__Material provided__:

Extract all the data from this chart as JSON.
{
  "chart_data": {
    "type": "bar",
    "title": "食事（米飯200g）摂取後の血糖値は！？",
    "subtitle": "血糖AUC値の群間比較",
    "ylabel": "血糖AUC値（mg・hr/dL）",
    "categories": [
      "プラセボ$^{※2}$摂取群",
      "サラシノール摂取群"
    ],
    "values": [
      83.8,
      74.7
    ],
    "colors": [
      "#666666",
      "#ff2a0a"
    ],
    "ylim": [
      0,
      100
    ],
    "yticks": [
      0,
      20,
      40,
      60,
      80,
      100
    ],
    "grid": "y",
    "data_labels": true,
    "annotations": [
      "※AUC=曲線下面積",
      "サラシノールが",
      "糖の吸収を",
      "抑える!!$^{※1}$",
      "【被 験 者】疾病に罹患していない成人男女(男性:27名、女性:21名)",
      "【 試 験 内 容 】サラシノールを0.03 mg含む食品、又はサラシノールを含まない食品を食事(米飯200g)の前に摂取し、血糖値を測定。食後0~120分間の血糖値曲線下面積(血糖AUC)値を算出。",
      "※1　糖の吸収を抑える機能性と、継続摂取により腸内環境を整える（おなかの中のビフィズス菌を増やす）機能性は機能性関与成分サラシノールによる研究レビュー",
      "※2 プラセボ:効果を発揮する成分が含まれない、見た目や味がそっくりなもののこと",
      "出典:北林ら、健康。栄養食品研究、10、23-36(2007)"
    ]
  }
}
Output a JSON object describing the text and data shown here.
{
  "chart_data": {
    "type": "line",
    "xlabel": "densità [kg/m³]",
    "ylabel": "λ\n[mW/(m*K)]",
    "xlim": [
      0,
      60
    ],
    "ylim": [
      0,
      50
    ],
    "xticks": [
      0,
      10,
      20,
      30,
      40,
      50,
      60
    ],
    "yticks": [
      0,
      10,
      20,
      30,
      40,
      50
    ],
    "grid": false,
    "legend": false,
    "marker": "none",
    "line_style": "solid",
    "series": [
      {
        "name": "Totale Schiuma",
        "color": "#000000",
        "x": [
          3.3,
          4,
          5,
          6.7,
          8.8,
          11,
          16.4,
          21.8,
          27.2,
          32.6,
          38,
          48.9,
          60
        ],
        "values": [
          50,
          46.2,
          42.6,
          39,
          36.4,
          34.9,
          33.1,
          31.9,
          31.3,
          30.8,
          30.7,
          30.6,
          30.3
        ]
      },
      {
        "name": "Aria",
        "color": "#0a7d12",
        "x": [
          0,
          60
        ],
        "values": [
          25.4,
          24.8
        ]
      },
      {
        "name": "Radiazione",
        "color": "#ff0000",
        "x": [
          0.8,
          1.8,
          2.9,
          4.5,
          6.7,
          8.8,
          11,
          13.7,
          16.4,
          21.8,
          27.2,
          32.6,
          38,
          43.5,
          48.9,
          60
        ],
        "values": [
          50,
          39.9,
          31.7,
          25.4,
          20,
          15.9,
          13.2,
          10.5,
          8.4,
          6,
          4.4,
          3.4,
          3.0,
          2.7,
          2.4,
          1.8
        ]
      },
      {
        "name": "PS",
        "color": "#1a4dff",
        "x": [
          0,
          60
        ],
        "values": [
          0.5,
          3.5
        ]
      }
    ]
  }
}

__The request__:
Repeat the material above in full, quoting it exactly.

__Task output__:
Extract all the data from this chart as JSON.
{
  "chart_data": {
    "type": "bar",
    "title": "食事（米飯200g）摂取後の血糖値は！？",
    "subtitle": "血糖AUC値の群間比較",
    "ylabel": "血糖AUC値（mg・hr/dL）",
    "categories": [
      "プラセボ$^{※2}$摂取群",
      "サラシノール摂取群"
    ],
    "values": [
      83.8,
      74.7
    ],
    "colors": [
      "#666666",
      "#ff2a0a"
    ],
    "ylim": [
      0,
      100
    ],
    "yticks": [
      0,
      20,
      40,
      60,
      80,
      100
    ],
    "grid": "y",
    "data_labels": true,
    "annotations": [
      "※AUC=曲線下面積",
      "サラシノールが",
      "糖の吸収を",
      "抑える!!$^{※1}$",
      "【被 験 者】疾病に罹患していない成人男女(男性:27名、女性:21名)",
      "【 試 験 内 容 】サラシノールを0.03 mg含む食品、又はサラシノールを含まない食品を食事(米飯200g)の前に摂取し、血糖値を測定。食後0~120分間の血糖値曲線下面積(血糖AUC)値を算出。",
      "※1　糖の吸収を抑える機能性と、継続摂取により腸内環境を整える（おなかの中のビフィズス菌を増やす）機能性は機能性関与成分サラシノールによる研究レビュー",
      "※2 プラセボ:効果を発揮する成分が含まれない、見た目や味がそっくりなもののこと",
      "出典:北林ら、健康。栄養食品研究、10、23-36(2007)"
    ]
  }
}
Output a JSON object describing the text and data shown here.
{
  "chart_data": {
    "type": "line",
    "xlabel": "densità [kg/m³]",
    "ylabel": "λ\n[mW/(m*K)]",
    "xlim": [
      0,
      60
    ],
    "ylim": [
      0,
      50
    ],
    "xticks": [
      0,
      10,
      20,
      30,
      40,
      50,
      60
    ],
    "yticks": [
      0,
      10,
      20,
      30,
      40,
      50
    ],
    "grid": false,
    "legend": false,
    "marker": "none",
    "line_style": "solid",
    "series": [
      {
        "name": "Totale Schiuma",
        "color": "#000000",
        "x": [
          3.3,
          4,
          5,
          6.7,
          8.8,
          11,
          16.4,
          21.8,
          27.2,
          32.6,
          38,
          48.9,
          60
        ],
        "values": [
          50,
          46.2,
          42.6,
          39,
          36.4,
          34.9,
          33.1,
          31.9,
          31.3,
          30.8,
          30.7,
          30.6,
          30.3
        ]
      },
      {
        "name": "Aria",
        "color": "#0a7d12",
        "x": [
          0,
          60
        ],
        "values": [
          25.4,
          24.8
        ]
      },
      {
        "name": "Radiazione",
        "color": "#ff0000",
        "x": [
          0.8,
          1.8,
          2.9,
          4.5,
          6.7,
          8.8,
          11,
          13.7,
          16.4,
          21.8,
          27.2,
          32.6,
          38,
          43.5,
          48.9,
          60
        ],
        "values": [
          50,
          39.9,
          31.7,
          25.4,
          20,
          15.9,
          13.2,
          10.5,
          8.4,
          6,
          4.4,
          3.4,
          3.0,
          2.7,
          2.4,
          1.8
        ]
      },
      {
        "name": "PS",
        "color": "#1a4dff",
        "x": [
          0,
          60
        ],
        "values": [
          0.5,
          3.5
        ]
      }
    ]
  }
}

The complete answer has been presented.